[A run of records]
——

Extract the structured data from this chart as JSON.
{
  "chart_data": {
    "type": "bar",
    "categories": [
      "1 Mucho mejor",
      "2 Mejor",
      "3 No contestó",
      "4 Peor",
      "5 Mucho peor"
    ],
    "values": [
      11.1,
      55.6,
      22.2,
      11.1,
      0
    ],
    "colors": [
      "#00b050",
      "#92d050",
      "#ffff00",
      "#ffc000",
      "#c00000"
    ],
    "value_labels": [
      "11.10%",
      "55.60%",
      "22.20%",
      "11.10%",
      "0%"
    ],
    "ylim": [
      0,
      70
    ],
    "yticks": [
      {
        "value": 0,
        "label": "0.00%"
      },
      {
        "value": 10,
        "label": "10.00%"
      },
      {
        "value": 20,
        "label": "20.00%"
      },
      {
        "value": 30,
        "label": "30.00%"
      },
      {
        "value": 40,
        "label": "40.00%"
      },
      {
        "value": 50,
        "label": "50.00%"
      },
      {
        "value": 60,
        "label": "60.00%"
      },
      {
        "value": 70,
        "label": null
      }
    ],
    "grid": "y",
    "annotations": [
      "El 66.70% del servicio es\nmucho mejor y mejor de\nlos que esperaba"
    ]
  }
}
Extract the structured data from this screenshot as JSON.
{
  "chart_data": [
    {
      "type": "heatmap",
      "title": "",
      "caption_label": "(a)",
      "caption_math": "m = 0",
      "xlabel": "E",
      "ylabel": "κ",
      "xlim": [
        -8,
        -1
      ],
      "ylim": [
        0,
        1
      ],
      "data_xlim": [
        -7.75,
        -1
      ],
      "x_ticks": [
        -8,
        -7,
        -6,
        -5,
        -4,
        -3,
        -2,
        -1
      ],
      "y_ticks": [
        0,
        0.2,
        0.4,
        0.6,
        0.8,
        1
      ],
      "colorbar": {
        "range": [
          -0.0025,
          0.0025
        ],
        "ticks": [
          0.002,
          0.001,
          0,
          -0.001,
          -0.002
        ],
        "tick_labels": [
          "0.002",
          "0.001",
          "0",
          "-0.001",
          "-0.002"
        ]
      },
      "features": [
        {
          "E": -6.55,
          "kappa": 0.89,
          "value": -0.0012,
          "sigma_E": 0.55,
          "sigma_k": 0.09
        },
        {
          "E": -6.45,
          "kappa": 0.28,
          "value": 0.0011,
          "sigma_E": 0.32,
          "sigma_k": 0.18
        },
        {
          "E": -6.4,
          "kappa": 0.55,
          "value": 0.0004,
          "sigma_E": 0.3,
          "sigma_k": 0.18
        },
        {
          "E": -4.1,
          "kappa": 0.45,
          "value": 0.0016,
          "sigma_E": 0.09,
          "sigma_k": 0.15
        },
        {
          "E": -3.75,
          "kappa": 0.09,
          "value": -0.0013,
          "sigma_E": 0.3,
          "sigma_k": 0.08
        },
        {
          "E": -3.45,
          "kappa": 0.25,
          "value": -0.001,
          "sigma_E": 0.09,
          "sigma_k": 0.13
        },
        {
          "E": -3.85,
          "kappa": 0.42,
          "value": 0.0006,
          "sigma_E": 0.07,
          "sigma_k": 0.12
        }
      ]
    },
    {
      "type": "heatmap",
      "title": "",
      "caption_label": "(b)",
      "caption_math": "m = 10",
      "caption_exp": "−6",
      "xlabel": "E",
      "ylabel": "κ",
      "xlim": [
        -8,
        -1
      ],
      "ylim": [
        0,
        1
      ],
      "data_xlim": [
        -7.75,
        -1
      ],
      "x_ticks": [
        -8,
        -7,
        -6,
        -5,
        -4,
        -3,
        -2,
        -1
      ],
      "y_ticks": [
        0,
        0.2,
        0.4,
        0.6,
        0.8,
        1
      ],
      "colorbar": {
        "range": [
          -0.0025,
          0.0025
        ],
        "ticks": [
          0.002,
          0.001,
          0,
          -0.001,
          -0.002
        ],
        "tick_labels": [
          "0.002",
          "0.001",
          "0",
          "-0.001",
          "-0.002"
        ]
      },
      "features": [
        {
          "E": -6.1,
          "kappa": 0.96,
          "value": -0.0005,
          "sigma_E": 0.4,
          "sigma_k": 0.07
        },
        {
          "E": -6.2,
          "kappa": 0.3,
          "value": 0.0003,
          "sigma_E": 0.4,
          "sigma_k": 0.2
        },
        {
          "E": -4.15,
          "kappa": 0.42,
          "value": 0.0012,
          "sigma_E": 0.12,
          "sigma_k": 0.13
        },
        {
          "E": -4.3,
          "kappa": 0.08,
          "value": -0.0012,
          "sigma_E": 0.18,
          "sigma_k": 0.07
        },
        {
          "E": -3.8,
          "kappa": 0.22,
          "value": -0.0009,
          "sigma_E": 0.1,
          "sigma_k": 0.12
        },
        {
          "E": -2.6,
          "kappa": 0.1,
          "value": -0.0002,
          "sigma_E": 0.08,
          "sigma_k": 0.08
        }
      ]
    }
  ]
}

——

Problem to work on :: Extract every line of the records above that contains the word "structured".

Exercise result ::
Extract the structured data from this chart as JSON.
Extract the structured data from this screenshot as JSON.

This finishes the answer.